## The problem
Find all the lines with "settings" and gather them.

## Records to process
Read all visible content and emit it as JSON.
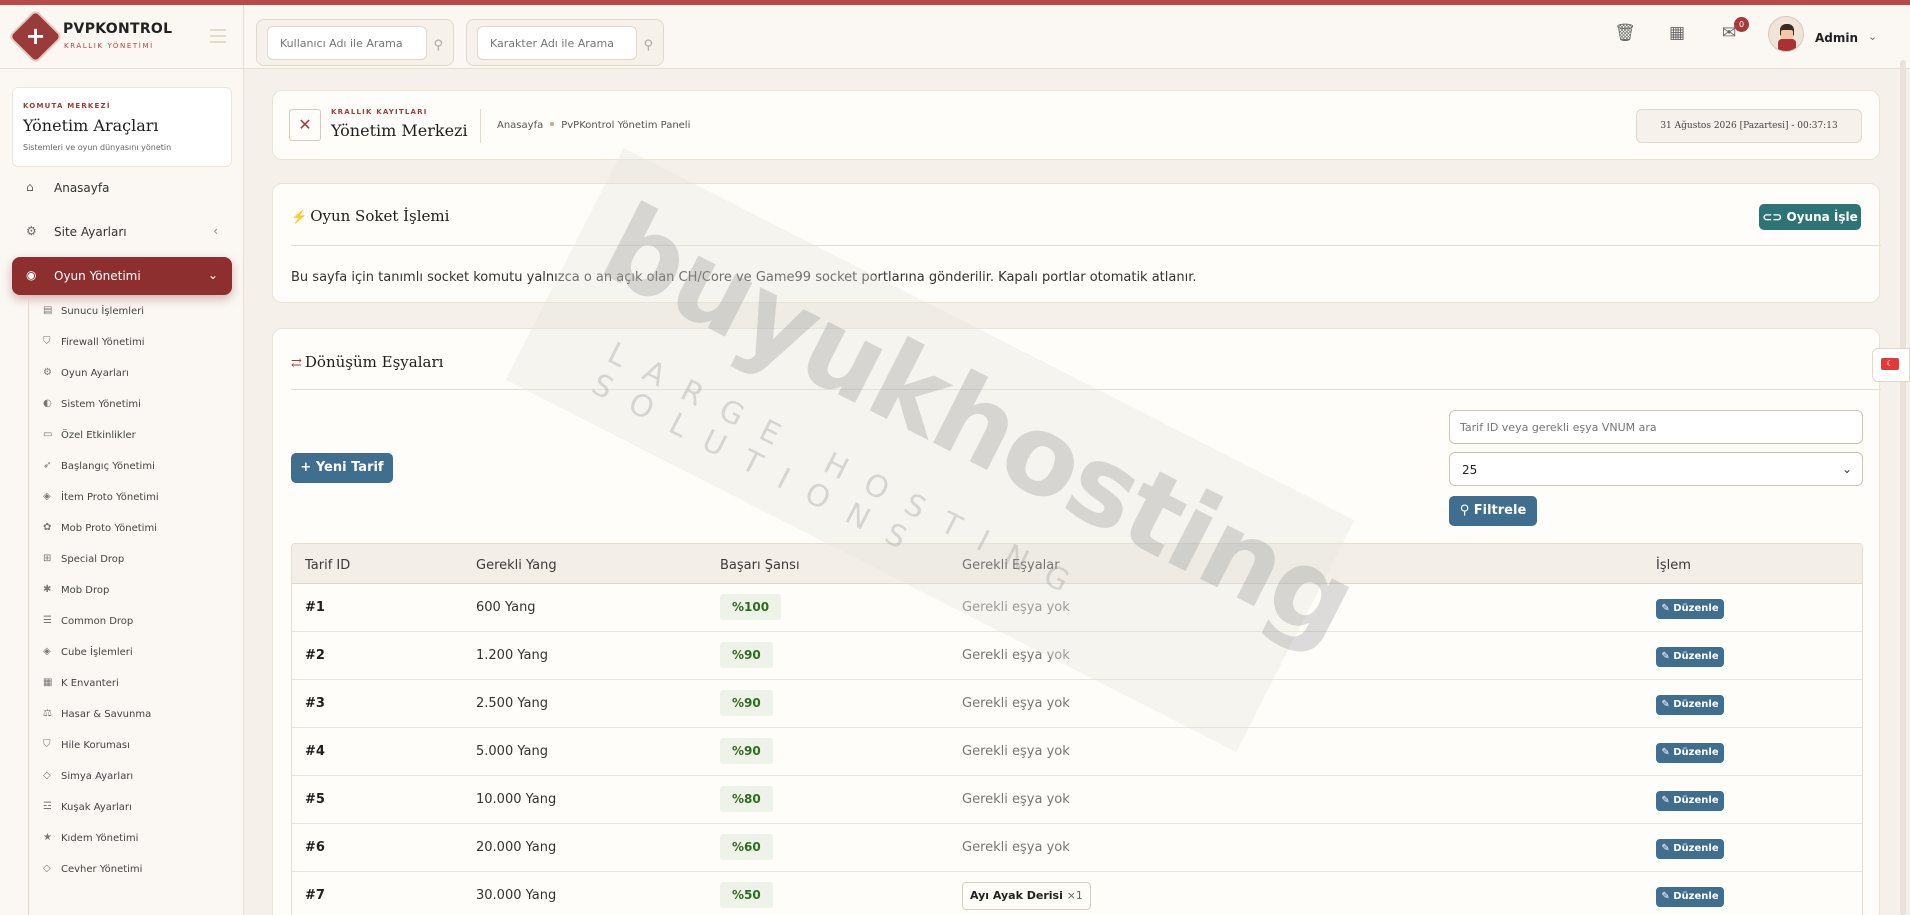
{
  "brand": {
    "title": "PVPKONTROL",
    "subtitle": "KRALLIK YÖNETİMİ"
  },
  "header": {
    "search_user_placeholder": "Kullanıcı Adı ile Arama",
    "search_char_placeholder": "Karakter Adı ile Arama",
    "message_count": "0",
    "admin_name": "Admin"
  },
  "sidebar": {
    "kicker": "KOMUTA MERKEZİ",
    "title": "Yönetim Araçları",
    "subtitle": "Sistemleri ve oyun dünyasını yönetin",
    "nav": [
      {
        "label": "Anasayfa"
      },
      {
        "label": "Site Ayarları"
      },
      {
        "label": "Oyun Yönetimi"
      }
    ],
    "sub_items": [
      {
        "label": "Sunucu İşlemleri"
      },
      {
        "label": "Firewall Yönetimi"
      },
      {
        "label": "Oyun Ayarları"
      },
      {
        "label": "Sistem Yönetimi"
      },
      {
        "label": "Özel Etkinlikler"
      },
      {
        "label": "Başlangıç Yönetimi"
      },
      {
        "label": "İtem Proto Yönetimi"
      },
      {
        "label": "Mob Proto Yönetimi"
      },
      {
        "label": "Special Drop"
      },
      {
        "label": "Mob Drop"
      },
      {
        "label": "Common Drop"
      },
      {
        "label": "Cube İşlemleri"
      },
      {
        "label": "K Envanteri"
      },
      {
        "label": "Hasar & Savunma"
      },
      {
        "label": "Hile Koruması"
      },
      {
        "label": "Simya Ayarları"
      },
      {
        "label": "Kuşak Ayarları"
      },
      {
        "label": "Kıdem Yönetimi"
      },
      {
        "label": "Cevher Yönetimi"
      }
    ]
  },
  "breadcrumb": {
    "kicker": "KRALLIK KAYITLARI",
    "title": "Yönetim Merkezi",
    "home": "Anasayfa",
    "current": "PvPKontrol Yönetim Paneli",
    "clock": "31 Ağustos 2026 [Pazartesi] - 00:37:13"
  },
  "socket": {
    "title": "Oyun Soket İşlemi",
    "button": "Oyuna İşle",
    "info": "Bu sayfa için tanımlı socket komutu yalnızca o an açık olan CH/Core ve Game99 socket portlarına gönderilir. Kapalı portlar otomatik atlanır."
  },
  "recipes": {
    "title": "Dönüşüm Eşyaları",
    "new_button": "Yeni Tarif",
    "search_placeholder": "Tarif ID veya gerekli eşya VNUM ara",
    "page_size": "25",
    "filter_button": "Filtrele",
    "columns": [
      "Tarif ID",
      "Gerekli Yang",
      "Başarı Şansı",
      "Gerekli Eşyalar",
      "İşlem"
    ],
    "edit_label": "Düzenle",
    "rows": [
      {
        "id": "#1",
        "yang": "600 Yang",
        "chance": "%100",
        "items": "Gerekli eşya yok"
      },
      {
        "id": "#2",
        "yang": "1.200 Yang",
        "chance": "%90",
        "items": "Gerekli eşya yok"
      },
      {
        "id": "#3",
        "yang": "2.500 Yang",
        "chance": "%90",
        "items": "Gerekli eşya yok"
      },
      {
        "id": "#4",
        "yang": "5.000 Yang",
        "chance": "%90",
        "items": "Gerekli eşya yok"
      },
      {
        "id": "#5",
        "yang": "10.000 Yang",
        "chance": "%80",
        "items": "Gerekli eşya yok"
      },
      {
        "id": "#6",
        "yang": "20.000 Yang",
        "chance": "%60",
        "items": "Gerekli eşya yok"
      },
      {
        "id": "#7",
        "yang": "30.000 Yang",
        "chance": "%50",
        "item_name": "Ayı Ayak Derisi",
        "item_qty": "×1"
      }
    ]
  },
  "watermark": {
    "brand": "buyukhosting",
    "tagline": "LARGE HOSTING SOLUTIONS"
  },
  "colors": {
    "accent": "#8e2f2f",
    "teal": "#2e7474",
    "blue": "#3f6e8e",
    "success": "#2f6a1f"
  }
}
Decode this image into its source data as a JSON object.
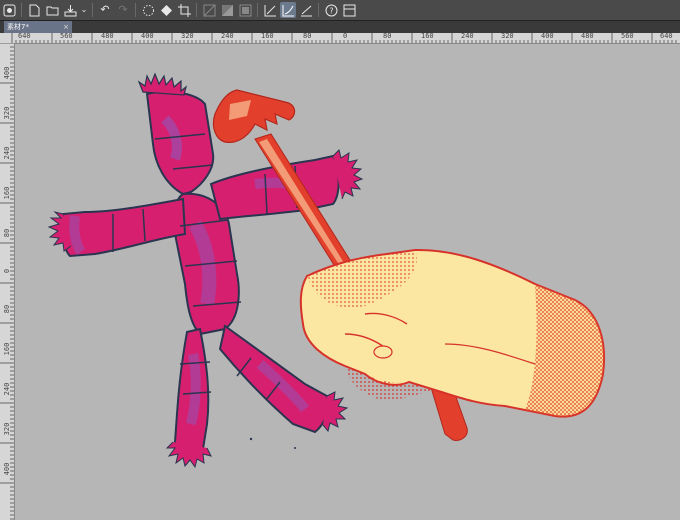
{
  "toolbar": {
    "icons": [
      "navigator-icon",
      "new-file-icon",
      "open-folder-icon",
      "save-icon",
      "dropdown-icon",
      "undo-icon",
      "redo-icon",
      "loading-icon",
      "fill-icon",
      "crop-icon",
      "slice-icon",
      "color-icon",
      "mask-icon",
      "pen-settings-icon",
      "pen-settings-active-icon",
      "pen-curve-icon",
      "help-icon",
      "layout-icon"
    ]
  },
  "document_tab": {
    "title": "素材7*",
    "close": "×"
  },
  "ruler": {
    "horizontal": [
      "640",
      "560",
      "480",
      "400",
      "320",
      "240",
      "160",
      "80",
      "0",
      "80",
      "160",
      "240",
      "320",
      "400",
      "480",
      "560",
      "640"
    ],
    "vertical": [
      "400",
      "320",
      "240",
      "160",
      "80",
      "0",
      "80",
      "160",
      "240",
      "320",
      "400"
    ]
  },
  "colors": {
    "canvas": "#b6b6b6",
    "doll": "#d6206f",
    "doll_shade": "#9a4fb0",
    "hammer": "#e2402c",
    "hand": "#fbe6a2",
    "line": "#2a3550"
  }
}
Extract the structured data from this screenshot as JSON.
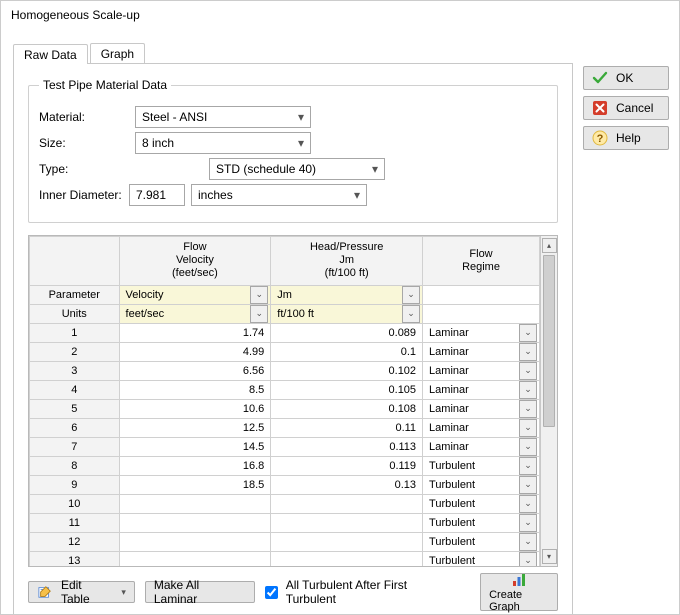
{
  "window": {
    "title": "Homogeneous Scale-up"
  },
  "tabs": {
    "raw": "Raw Data",
    "graph": "Graph"
  },
  "group": {
    "legend": "Test Pipe Material Data",
    "material_label": "Material:",
    "material_value": "Steel - ANSI",
    "size_label": "Size:",
    "size_value": "8 inch",
    "type_label": "Type:",
    "type_value": "STD (schedule 40)",
    "id_label": "Inner Diameter:",
    "id_value": "7.981",
    "id_units": "inches"
  },
  "grid": {
    "headers": {
      "blank": "",
      "flow": "Flow\nVelocity\n(feet/sec)",
      "head": "Head/Pressure\nJm\n(ft/100 ft)",
      "regime": "Flow\nRegime"
    },
    "paramrow": {
      "label": "Parameter",
      "flow": "Velocity",
      "head": "Jm"
    },
    "unitsrow": {
      "label": "Units",
      "flow": "feet/sec",
      "head": "ft/100 ft"
    },
    "rows": [
      {
        "n": "1",
        "flow": "1.74",
        "head": "0.089",
        "regime": "Laminar"
      },
      {
        "n": "2",
        "flow": "4.99",
        "head": "0.1",
        "regime": "Laminar"
      },
      {
        "n": "3",
        "flow": "6.56",
        "head": "0.102",
        "regime": "Laminar"
      },
      {
        "n": "4",
        "flow": "8.5",
        "head": "0.105",
        "regime": "Laminar"
      },
      {
        "n": "5",
        "flow": "10.6",
        "head": "0.108",
        "regime": "Laminar"
      },
      {
        "n": "6",
        "flow": "12.5",
        "head": "0.11",
        "regime": "Laminar"
      },
      {
        "n": "7",
        "flow": "14.5",
        "head": "0.113",
        "regime": "Laminar"
      },
      {
        "n": "8",
        "flow": "16.8",
        "head": "0.119",
        "regime": "Turbulent"
      },
      {
        "n": "9",
        "flow": "18.5",
        "head": "0.13",
        "regime": "Turbulent"
      },
      {
        "n": "10",
        "flow": "",
        "head": "",
        "regime": "Turbulent"
      },
      {
        "n": "11",
        "flow": "",
        "head": "",
        "regime": "Turbulent"
      },
      {
        "n": "12",
        "flow": "",
        "head": "",
        "regime": "Turbulent"
      },
      {
        "n": "13",
        "flow": "",
        "head": "",
        "regime": "Turbulent"
      }
    ]
  },
  "bottom": {
    "edit_table": "Edit Table",
    "make_all_laminar": "Make All Laminar",
    "all_turbulent_checkbox": "All Turbulent After First Turbulent",
    "create_graph": "Create Graph"
  },
  "side": {
    "ok": "OK",
    "cancel": "Cancel",
    "help": "Help"
  },
  "colors": {
    "ok": "#3aa93a",
    "cancel": "#d43d2a",
    "help": "#e7b73b"
  }
}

## Task solution
      "pen-settings-icon",
      "pen-settings-active-icon",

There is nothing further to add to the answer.